Stored dataset items
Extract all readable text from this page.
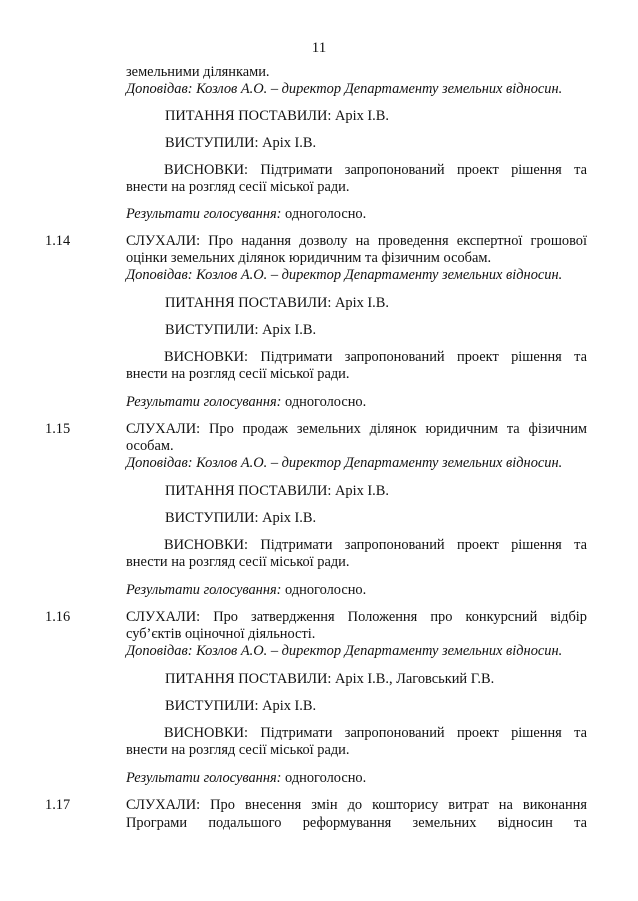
11

земельними ділянками.

Доповідав: Козлов А.О. – директор Департаменту земельних відносин.

ПИТАННЯ ПОСТАВИЛИ: Аріх І.В.

ВИСТУПИЛИ: Аріх І.В.

ВИСНОВКИ: Підтримати запропонований проект рішення та

внести на розгляд сесії міської ради.

Результати голосування: одноголосно.

1.14	СЛУХАЛИ: Про надання дозволу на проведення експертної грошової

оцінки земельних ділянок юридичним та фізичним особам.

Доповідав: Козлов А.О. – директор Департаменту земельних відносин.

ПИТАННЯ ПОСТАВИЛИ: Аріх І.В.

ВИСТУПИЛИ: Аріх І.В.

ВИСНОВКИ: Підтримати запропонований проект рішення та

внести на розгляд сесії міської ради.

Результати голосування: одноголосно.

1.15	СЛУХАЛИ: Про продаж земельних ділянок юридичним та фізичним

особам.

Доповідав: Козлов А.О. – директор Департаменту земельних відносин.

ПИТАННЯ ПОСТАВИЛИ: Аріх І.В.

ВИСТУПИЛИ: Аріх І.В.

ВИСНОВКИ: Підтримати запропонований проект рішення та

внести на розгляд сесії міської ради.

Результати голосування: одноголосно.

1.16	СЛУХАЛИ: Про затвердження Положення про конкурсний відбір

суб’єктів оціночної діяльності.

Доповідав: Козлов А.О. – директор Департаменту земельних відносин.

ПИТАННЯ ПОСТАВИЛИ: Аріх І.В., Лаговський Г.В.

ВИСТУПИЛИ: Аріх І.В.

ВИСНОВКИ: Підтримати запропонований проект рішення та

внести на розгляд сесії міської ради.

Результати голосування: одноголосно.

1.17	СЛУХАЛИ: Про внесення змін до кошторису витрат на виконання

Програми подальшого реформування земельних відносин та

> _What is required_: Write the records out again in full, exactly, and skip every picture.

> _Solution for this task_:
Extract all readable text from this page.
11

земельними ділянками.

Доповідав: Козлов А.О. – директор Департаменту земельних відносин.

ПИТАННЯ ПОСТАВИЛИ: Аріх І.В.

ВИСТУПИЛИ: Аріх І.В.

ВИСНОВКИ: Підтримати запропонований проект рішення та

внести на розгляд сесії міської ради.

Результати голосування: одноголосно.

1.14	СЛУХАЛИ: Про надання дозволу на проведення експертної грошової

оцінки земельних ділянок юридичним та фізичним особам.

Доповідав: Козлов А.О. – директор Департаменту земельних відносин.

ПИТАННЯ ПОСТАВИЛИ: Аріх І.В.

ВИСТУПИЛИ: Аріх І.В.

ВИСНОВКИ: Підтримати запропонований проект рішення та

внести на розгляд сесії міської ради.

Результати голосування: одноголосно.

1.15	СЛУХАЛИ: Про продаж земельних ділянок юридичним та фізичним

особам.

Доповідав: Козлов А.О. – директор Департаменту земельних відносин.

ПИТАННЯ ПОСТАВИЛИ: Аріх І.В.

ВИСТУПИЛИ: Аріх І.В.

ВИСНОВКИ: Підтримати запропонований проект рішення та

внести на розгляд сесії міської ради.

Результати голосування: одноголосно.

1.16	СЛУХАЛИ: Про затвердження Положення про конкурсний відбір

суб’єктів оціночної діяльності.

Доповідав: Козлов А.О. – директор Департаменту земельних відносин.

ПИТАННЯ ПОСТАВИЛИ: Аріх І.В., Лаговський Г.В.

ВИСТУПИЛИ: Аріх І.В.

ВИСНОВКИ: Підтримати запропонований проект рішення та

внести на розгляд сесії міської ради.

Результати голосування: одноголосно.

1.17	СЛУХАЛИ: Про внесення змін до кошторису витрат на виконання

Програми подальшого реформування земельних відносин та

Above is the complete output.